╔══
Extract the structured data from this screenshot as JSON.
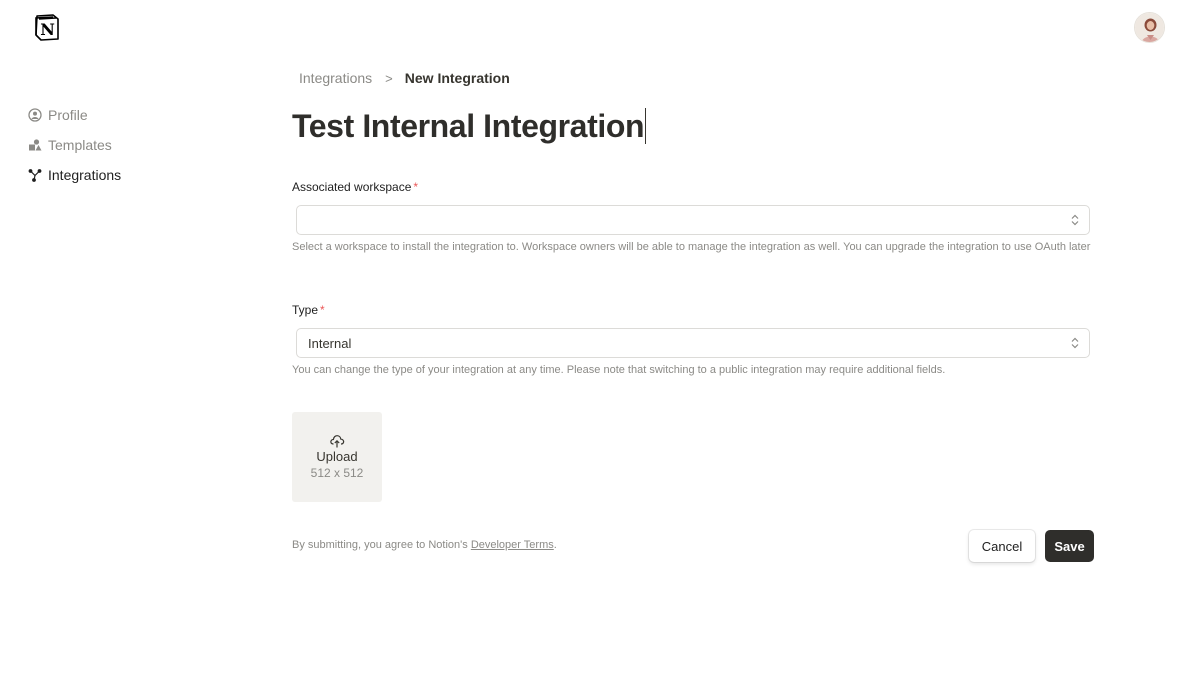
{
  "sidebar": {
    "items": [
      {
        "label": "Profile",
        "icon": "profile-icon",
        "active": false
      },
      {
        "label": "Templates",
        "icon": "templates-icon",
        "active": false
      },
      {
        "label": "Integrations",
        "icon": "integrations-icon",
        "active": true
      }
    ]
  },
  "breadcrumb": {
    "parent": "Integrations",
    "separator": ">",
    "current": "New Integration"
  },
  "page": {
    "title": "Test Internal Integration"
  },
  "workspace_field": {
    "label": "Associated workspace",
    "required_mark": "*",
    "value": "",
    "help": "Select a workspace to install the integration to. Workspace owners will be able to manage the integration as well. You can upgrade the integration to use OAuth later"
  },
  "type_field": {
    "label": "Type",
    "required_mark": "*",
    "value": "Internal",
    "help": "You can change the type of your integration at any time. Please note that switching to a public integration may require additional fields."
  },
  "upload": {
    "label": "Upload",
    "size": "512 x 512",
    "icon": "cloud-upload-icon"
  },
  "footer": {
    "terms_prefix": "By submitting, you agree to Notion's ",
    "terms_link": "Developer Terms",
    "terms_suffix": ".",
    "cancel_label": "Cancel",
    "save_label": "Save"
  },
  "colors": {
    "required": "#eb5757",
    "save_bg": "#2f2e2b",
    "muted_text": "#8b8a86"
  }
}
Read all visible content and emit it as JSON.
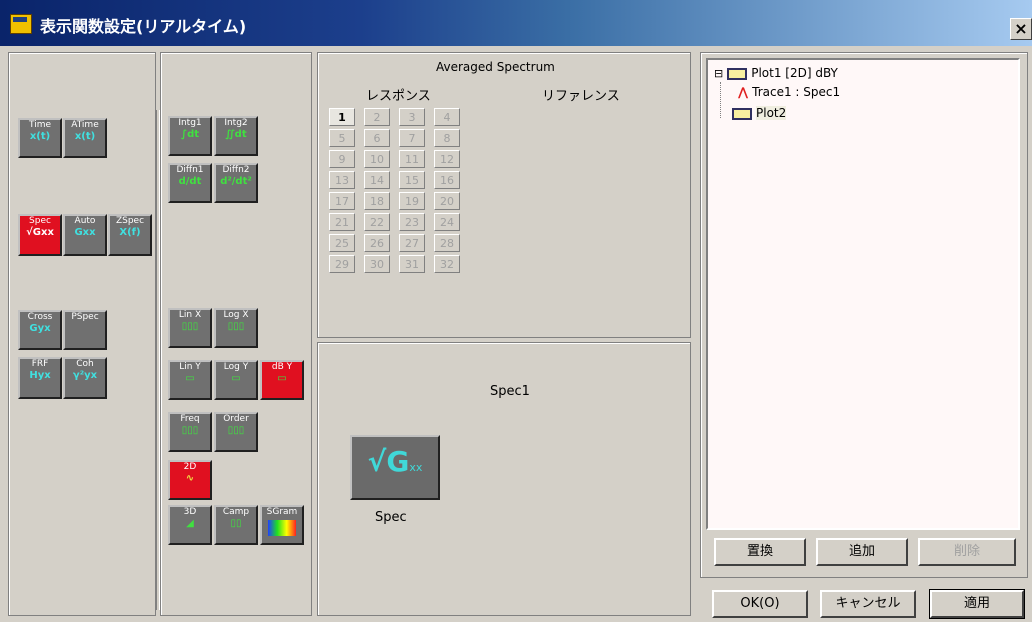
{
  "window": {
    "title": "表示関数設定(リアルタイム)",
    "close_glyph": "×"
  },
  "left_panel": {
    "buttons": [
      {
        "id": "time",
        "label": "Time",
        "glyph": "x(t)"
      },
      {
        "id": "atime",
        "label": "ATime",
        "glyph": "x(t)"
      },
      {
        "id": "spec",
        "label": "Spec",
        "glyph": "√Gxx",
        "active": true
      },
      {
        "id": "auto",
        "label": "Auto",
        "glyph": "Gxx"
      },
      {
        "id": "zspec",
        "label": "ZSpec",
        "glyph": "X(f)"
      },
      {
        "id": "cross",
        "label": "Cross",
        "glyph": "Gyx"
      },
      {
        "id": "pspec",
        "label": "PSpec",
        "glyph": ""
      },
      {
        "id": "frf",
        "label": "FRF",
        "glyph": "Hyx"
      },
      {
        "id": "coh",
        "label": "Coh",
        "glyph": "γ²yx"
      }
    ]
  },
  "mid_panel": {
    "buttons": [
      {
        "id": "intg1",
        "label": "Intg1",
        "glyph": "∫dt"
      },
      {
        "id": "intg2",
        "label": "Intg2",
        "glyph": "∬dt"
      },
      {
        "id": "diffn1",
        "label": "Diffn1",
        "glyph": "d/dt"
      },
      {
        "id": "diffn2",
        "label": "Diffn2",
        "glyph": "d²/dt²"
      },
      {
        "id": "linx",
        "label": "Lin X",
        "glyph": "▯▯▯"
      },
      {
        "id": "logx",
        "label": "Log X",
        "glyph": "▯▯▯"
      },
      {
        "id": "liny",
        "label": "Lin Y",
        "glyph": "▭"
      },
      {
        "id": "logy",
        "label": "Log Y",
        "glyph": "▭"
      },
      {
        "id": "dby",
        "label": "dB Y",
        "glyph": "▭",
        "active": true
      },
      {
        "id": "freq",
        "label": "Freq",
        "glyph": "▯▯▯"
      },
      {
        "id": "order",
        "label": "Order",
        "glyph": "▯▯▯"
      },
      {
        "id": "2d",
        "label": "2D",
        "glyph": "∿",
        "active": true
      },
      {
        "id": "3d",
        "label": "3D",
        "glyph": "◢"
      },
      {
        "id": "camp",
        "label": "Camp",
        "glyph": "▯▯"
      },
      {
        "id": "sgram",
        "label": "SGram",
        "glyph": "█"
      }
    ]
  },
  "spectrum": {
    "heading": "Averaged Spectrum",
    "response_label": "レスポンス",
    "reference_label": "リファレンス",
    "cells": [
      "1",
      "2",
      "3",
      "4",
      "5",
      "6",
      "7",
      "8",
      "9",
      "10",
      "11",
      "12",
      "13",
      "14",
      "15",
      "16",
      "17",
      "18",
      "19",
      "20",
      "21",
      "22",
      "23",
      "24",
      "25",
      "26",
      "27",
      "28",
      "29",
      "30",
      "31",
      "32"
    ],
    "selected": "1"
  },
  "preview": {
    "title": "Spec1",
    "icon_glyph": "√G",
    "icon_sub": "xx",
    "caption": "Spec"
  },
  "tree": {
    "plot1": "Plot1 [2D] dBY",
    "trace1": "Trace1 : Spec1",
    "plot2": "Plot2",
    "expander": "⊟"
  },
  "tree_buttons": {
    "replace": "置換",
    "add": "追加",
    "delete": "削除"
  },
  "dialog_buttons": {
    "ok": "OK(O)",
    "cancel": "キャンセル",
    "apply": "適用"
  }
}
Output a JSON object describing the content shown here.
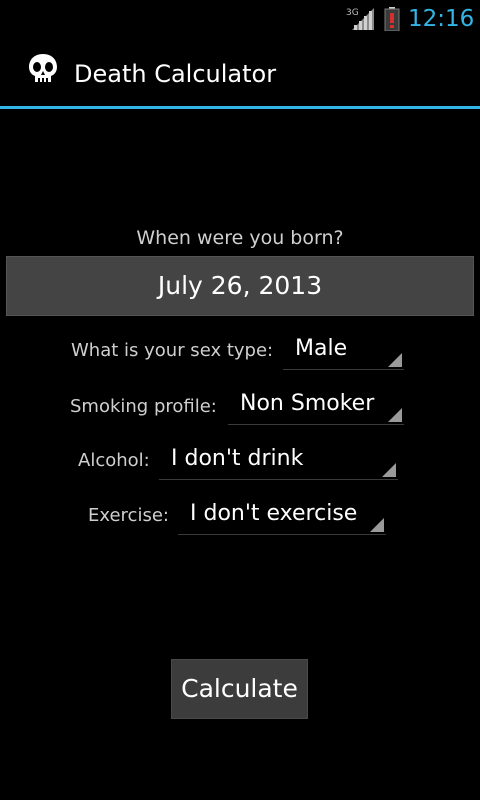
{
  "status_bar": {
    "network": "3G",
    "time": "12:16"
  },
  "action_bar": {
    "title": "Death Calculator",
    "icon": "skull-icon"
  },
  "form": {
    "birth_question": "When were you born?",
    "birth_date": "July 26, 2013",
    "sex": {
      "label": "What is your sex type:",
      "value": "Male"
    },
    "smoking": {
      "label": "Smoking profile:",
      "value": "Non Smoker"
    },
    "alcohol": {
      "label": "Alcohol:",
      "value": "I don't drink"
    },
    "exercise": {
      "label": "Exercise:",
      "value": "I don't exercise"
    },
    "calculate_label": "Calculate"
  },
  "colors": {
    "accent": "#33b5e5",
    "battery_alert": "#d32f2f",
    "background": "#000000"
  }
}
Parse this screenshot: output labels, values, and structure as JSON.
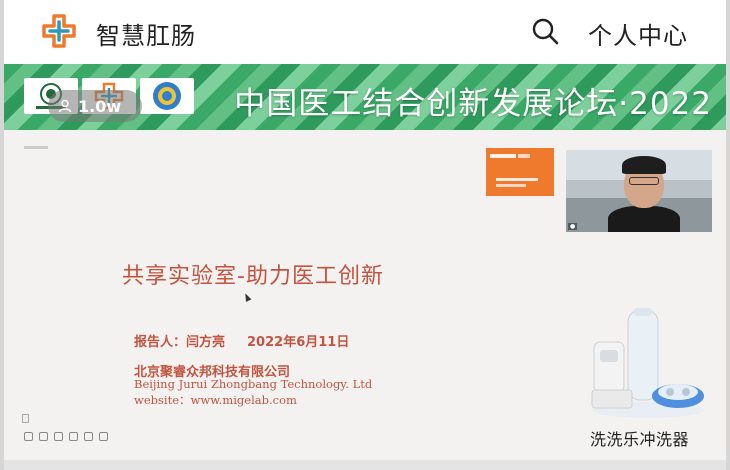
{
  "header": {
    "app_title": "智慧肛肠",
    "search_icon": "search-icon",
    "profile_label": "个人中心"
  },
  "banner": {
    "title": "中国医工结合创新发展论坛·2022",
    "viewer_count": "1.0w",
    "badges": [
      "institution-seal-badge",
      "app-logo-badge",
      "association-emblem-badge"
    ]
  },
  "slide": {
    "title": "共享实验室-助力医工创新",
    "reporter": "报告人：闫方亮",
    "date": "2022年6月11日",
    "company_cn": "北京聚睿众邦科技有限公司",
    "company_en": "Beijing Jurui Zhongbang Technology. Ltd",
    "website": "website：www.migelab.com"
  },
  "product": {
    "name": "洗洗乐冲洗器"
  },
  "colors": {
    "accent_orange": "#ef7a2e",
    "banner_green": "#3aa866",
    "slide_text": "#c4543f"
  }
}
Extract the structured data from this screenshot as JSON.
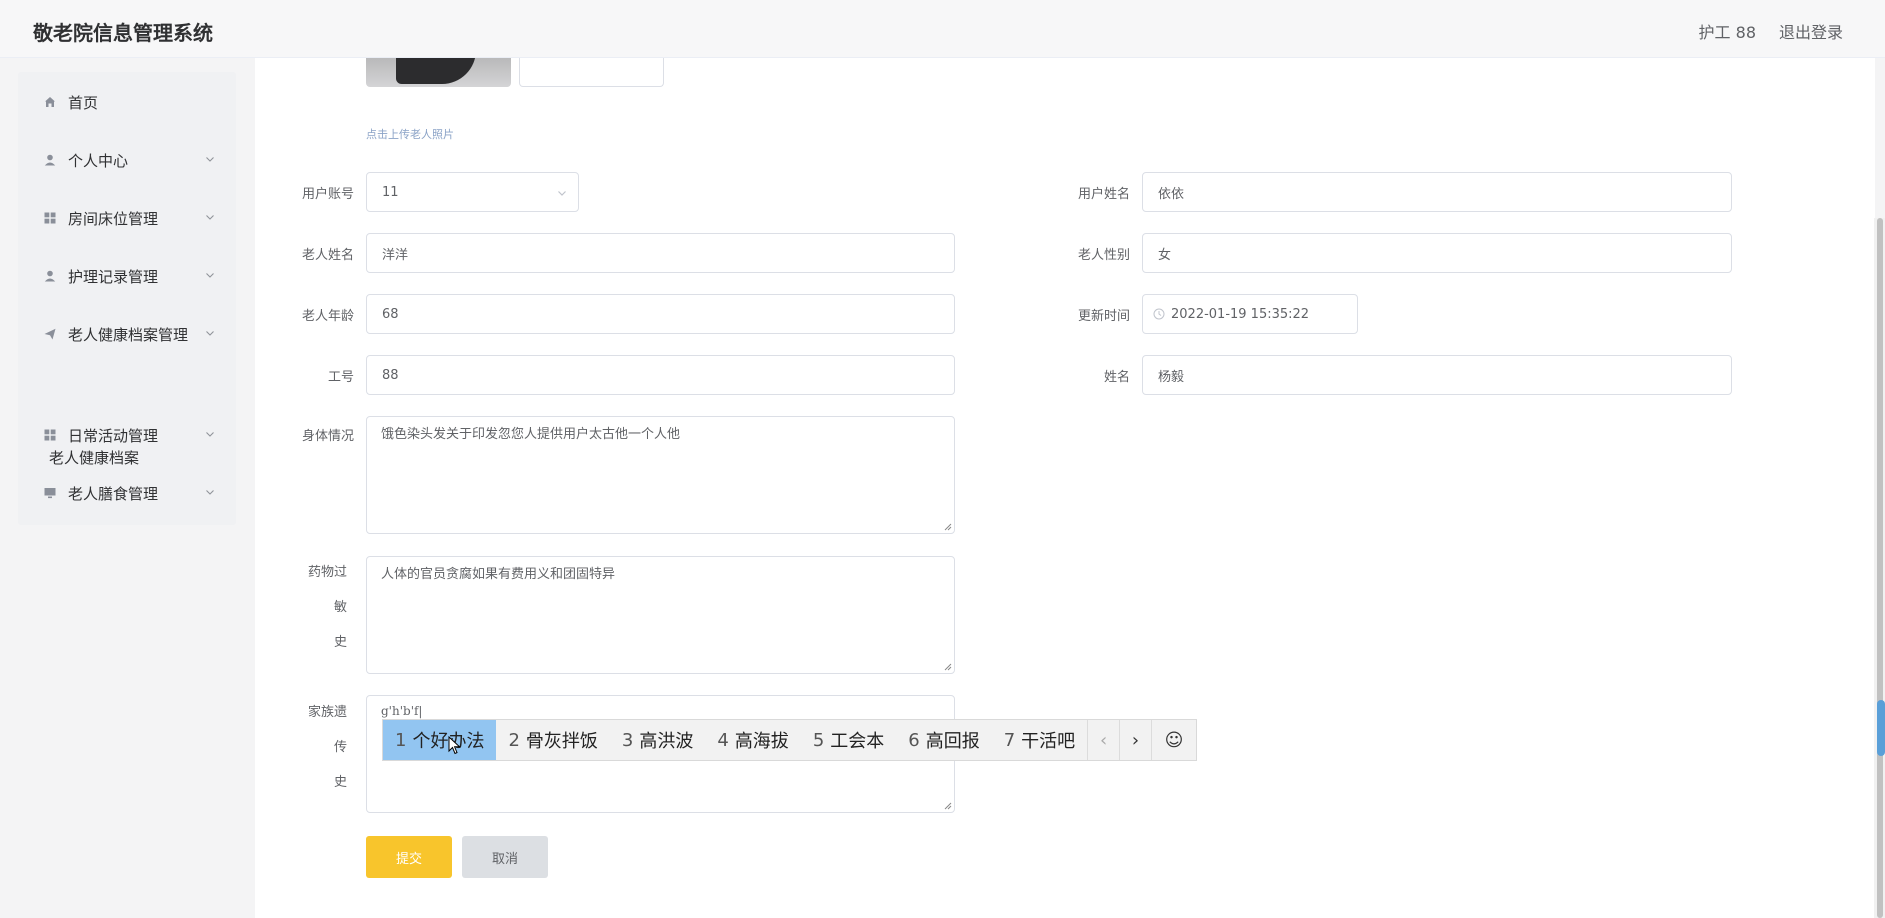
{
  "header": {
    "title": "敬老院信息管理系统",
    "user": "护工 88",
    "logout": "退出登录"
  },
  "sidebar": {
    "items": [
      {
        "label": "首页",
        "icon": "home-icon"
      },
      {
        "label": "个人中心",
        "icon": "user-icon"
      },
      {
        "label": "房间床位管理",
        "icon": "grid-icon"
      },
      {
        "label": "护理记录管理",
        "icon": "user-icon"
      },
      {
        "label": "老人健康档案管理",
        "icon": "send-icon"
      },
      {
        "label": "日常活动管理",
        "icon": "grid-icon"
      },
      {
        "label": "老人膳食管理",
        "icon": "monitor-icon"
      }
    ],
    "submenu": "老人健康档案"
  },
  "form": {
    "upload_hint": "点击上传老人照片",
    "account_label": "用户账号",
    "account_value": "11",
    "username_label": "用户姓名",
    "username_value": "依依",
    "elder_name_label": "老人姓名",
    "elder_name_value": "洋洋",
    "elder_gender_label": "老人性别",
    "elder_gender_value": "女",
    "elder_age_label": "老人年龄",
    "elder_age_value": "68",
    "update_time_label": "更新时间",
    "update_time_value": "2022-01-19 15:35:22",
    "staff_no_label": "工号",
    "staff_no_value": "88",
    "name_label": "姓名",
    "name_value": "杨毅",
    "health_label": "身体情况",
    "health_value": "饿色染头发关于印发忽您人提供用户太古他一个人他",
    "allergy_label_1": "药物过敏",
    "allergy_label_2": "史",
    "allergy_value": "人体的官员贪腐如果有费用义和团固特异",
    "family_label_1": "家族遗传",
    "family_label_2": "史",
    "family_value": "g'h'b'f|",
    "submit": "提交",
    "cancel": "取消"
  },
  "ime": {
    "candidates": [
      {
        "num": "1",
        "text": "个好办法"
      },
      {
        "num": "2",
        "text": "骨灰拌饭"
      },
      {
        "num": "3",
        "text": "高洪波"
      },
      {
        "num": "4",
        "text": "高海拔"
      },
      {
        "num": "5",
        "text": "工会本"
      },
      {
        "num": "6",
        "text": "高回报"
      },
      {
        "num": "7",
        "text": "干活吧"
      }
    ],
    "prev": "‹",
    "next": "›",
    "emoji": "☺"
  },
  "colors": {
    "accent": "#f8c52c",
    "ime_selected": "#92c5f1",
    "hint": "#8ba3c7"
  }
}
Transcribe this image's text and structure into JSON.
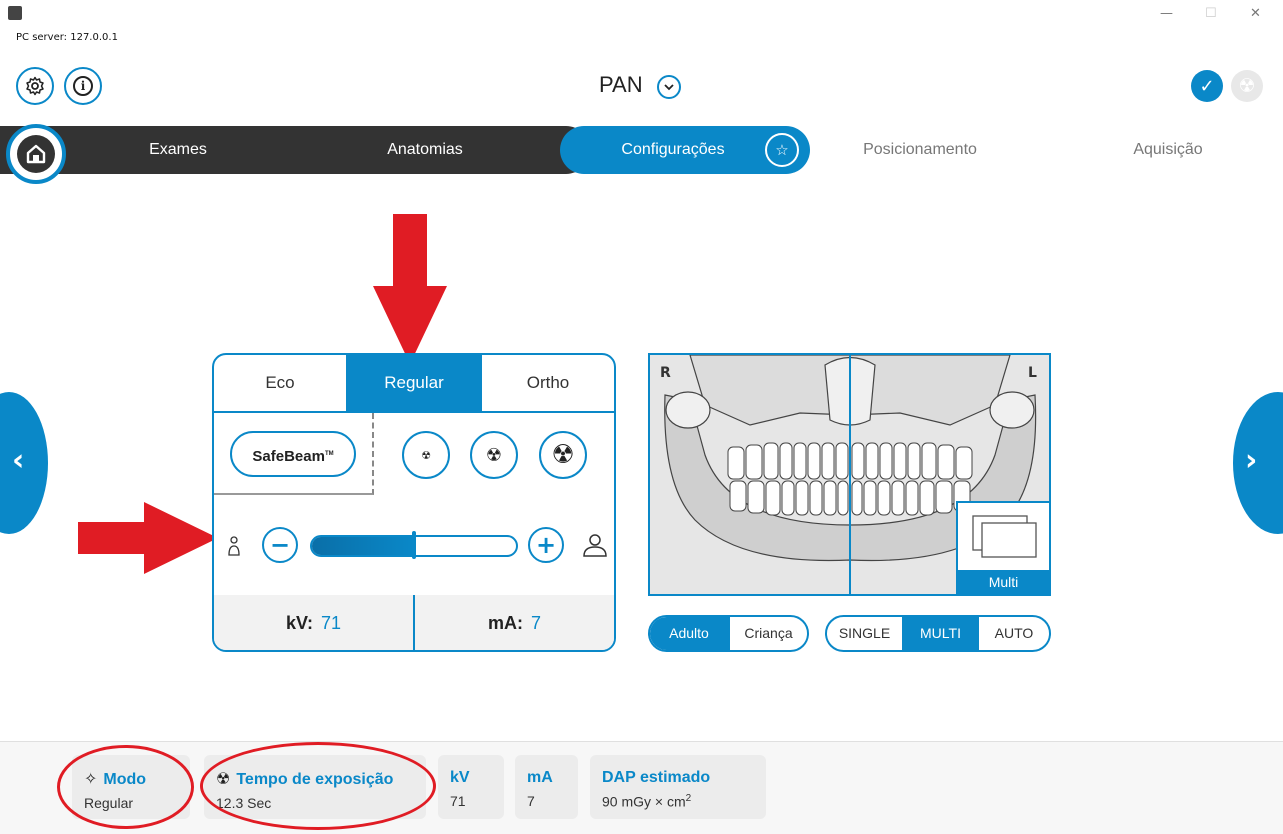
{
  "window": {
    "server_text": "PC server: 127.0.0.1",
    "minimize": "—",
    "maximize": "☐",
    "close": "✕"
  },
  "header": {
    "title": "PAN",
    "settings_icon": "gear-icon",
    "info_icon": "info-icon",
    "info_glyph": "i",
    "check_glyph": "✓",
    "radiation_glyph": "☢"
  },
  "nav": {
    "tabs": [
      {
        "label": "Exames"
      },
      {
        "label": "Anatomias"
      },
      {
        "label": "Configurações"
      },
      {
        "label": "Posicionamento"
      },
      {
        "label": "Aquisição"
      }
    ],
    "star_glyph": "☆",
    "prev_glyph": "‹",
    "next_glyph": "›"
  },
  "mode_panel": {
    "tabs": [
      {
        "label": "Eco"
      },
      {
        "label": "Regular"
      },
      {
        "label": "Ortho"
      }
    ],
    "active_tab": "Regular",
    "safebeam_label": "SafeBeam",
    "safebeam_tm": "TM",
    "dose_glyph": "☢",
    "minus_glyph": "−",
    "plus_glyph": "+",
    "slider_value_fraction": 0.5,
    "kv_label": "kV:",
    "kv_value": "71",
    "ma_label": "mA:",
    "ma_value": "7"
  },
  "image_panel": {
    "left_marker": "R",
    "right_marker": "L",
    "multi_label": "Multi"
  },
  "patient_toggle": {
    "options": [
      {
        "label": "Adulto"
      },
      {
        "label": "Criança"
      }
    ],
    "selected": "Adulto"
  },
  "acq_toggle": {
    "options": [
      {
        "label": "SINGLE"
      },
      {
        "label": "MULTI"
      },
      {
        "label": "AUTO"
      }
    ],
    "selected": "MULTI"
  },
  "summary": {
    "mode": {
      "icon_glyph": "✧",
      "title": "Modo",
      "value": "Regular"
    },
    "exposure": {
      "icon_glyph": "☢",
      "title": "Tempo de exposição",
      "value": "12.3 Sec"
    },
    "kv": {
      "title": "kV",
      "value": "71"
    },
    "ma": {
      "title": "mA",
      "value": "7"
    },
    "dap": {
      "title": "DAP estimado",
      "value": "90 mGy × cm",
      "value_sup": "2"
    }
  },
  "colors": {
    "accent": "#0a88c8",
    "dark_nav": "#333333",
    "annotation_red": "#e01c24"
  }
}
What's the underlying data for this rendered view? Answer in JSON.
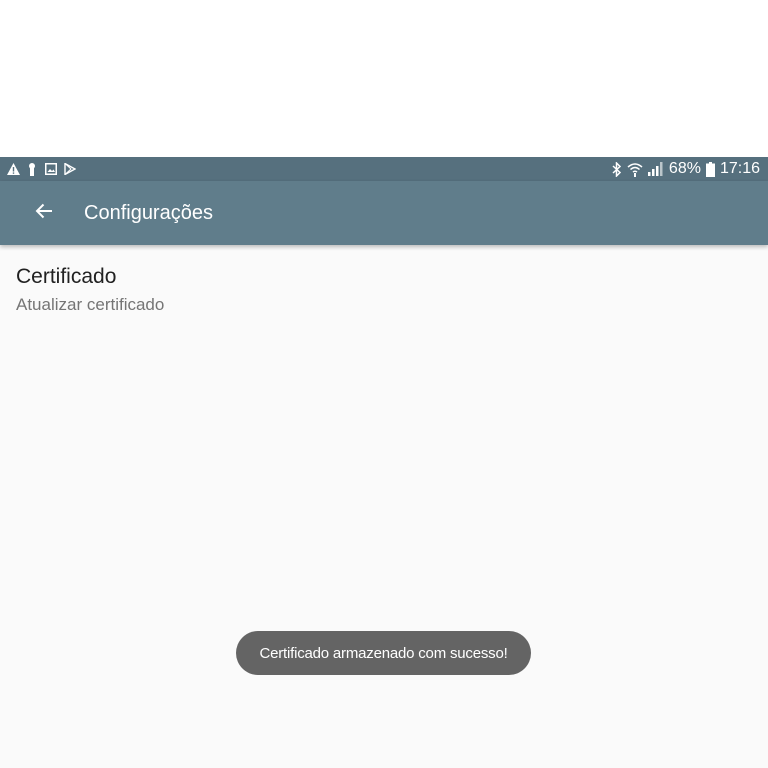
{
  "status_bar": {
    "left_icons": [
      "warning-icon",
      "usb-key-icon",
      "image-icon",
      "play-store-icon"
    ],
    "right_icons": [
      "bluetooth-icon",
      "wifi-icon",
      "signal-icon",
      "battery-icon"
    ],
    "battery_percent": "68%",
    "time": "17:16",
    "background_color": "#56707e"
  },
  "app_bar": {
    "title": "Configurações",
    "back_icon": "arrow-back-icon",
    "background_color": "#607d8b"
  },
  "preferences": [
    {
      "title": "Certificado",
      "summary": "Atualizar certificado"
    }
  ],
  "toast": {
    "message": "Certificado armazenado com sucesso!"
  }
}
╚══
§ What this task involves: In the listing, find each line with the string "Internal" and copy it.

§ Task result:
    "title": "Test Internal Integration"
    "value": "Internal",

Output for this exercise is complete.